··· INPUT MATERIAL ···

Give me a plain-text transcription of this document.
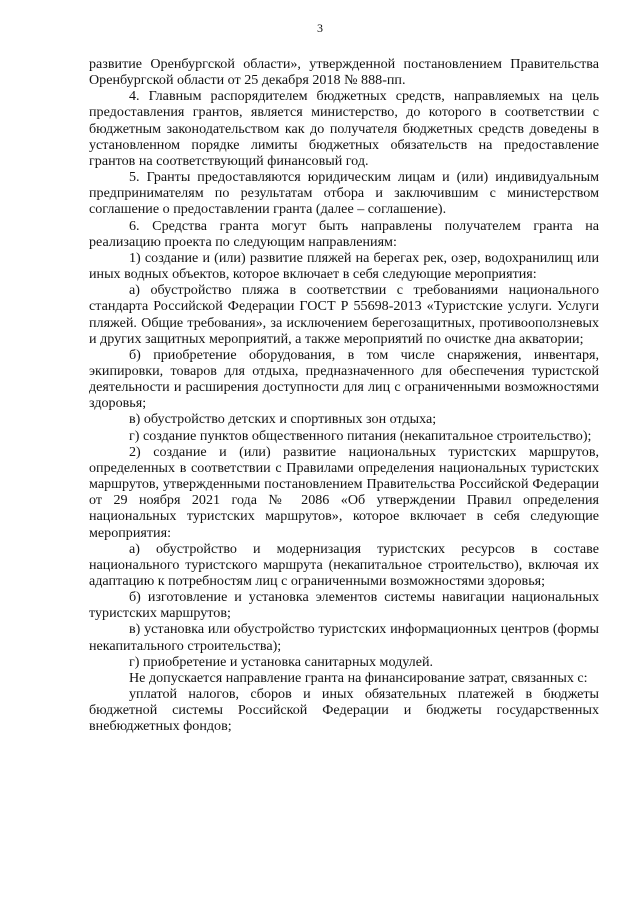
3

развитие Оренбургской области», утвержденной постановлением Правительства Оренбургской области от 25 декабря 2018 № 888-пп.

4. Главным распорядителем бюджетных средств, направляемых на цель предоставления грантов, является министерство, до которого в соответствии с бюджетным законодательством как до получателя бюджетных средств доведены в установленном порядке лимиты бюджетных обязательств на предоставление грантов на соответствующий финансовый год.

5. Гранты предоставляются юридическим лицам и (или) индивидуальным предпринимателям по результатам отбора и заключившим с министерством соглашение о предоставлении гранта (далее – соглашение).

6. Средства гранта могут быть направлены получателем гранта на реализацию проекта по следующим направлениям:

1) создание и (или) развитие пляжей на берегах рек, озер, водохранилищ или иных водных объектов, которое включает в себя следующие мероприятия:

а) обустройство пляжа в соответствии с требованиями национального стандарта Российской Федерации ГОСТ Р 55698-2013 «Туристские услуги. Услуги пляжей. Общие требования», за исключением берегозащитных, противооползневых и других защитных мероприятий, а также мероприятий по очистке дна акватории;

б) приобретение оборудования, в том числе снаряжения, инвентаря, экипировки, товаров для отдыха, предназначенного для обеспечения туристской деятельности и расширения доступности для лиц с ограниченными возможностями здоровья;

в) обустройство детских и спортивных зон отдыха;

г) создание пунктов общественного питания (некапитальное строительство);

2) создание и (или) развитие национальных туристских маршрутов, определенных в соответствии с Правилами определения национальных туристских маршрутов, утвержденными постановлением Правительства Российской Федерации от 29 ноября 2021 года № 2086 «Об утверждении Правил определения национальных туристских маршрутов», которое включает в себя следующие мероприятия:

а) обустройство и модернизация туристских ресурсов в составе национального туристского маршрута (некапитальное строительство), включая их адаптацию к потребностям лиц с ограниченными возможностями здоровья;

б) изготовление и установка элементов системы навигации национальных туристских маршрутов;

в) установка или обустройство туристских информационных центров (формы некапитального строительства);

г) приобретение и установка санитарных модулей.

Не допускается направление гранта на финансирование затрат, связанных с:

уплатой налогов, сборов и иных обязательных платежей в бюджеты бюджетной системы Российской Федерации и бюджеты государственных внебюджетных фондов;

···

◆ TASK DIRECTIONS
Reproduce the entries exactly. Do not carry over any picture.

◆ SOLUTION FOR THIS EXERCISE
Give me a plain-text transcription of this document.
3

развитие Оренбургской области», утвержденной постановлением Правительства Оренбургской области от 25 декабря 2018 № 888-пп.

4. Главным распорядителем бюджетных средств, направляемых на цель предоставления грантов, является министерство, до которого в соответствии с бюджетным законодательством как до получателя бюджетных средств доведены в установленном порядке лимиты бюджетных обязательств на предоставление грантов на соответствующий финансовый год.

5. Гранты предоставляются юридическим лицам и (или) индивидуальным предпринимателям по результатам отбора и заключившим с министерством соглашение о предоставлении гранта (далее – соглашение).

6. Средства гранта могут быть направлены получателем гранта на реализацию проекта по следующим направлениям:

1) создание и (или) развитие пляжей на берегах рек, озер, водохранилищ или иных водных объектов, которое включает в себя следующие мероприятия:

а) обустройство пляжа в соответствии с требованиями национального стандарта Российской Федерации ГОСТ Р 55698-2013 «Туристские услуги. Услуги пляжей. Общие требования», за исключением берегозащитных, противооползневых и других защитных мероприятий, а также мероприятий по очистке дна акватории;

б) приобретение оборудования, в том числе снаряжения, инвентаря, экипировки, товаров для отдыха, предназначенного для обеспечения туристской деятельности и расширения доступности для лиц с ограниченными возможностями здоровья;

в) обустройство детских и спортивных зон отдыха;

г) создание пунктов общественного питания (некапитальное строительство);

2) создание и (или) развитие национальных туристских маршрутов, определенных в соответствии с Правилами определения национальных туристских маршрутов, утвержденными постановлением Правительства Российской Федерации от 29 ноября 2021 года № 2086 «Об утверждении Правил определения национальных туристских маршрутов», которое включает в себя следующие мероприятия:

а) обустройство и модернизация туристских ресурсов в составе национального туристского маршрута (некапитальное строительство), включая их адаптацию к потребностям лиц с ограниченными возможностями здоровья;

б) изготовление и установка элементов системы навигации национальных туристских маршрутов;

в) установка или обустройство туристских информационных центров (формы некапитального строительства);

г) приобретение и установка санитарных модулей.

Не допускается направление гранта на финансирование затрат, связанных с:

уплатой налогов, сборов и иных обязательных платежей в бюджеты бюджетной системы Российской Федерации и бюджеты государственных внебюджетных фондов;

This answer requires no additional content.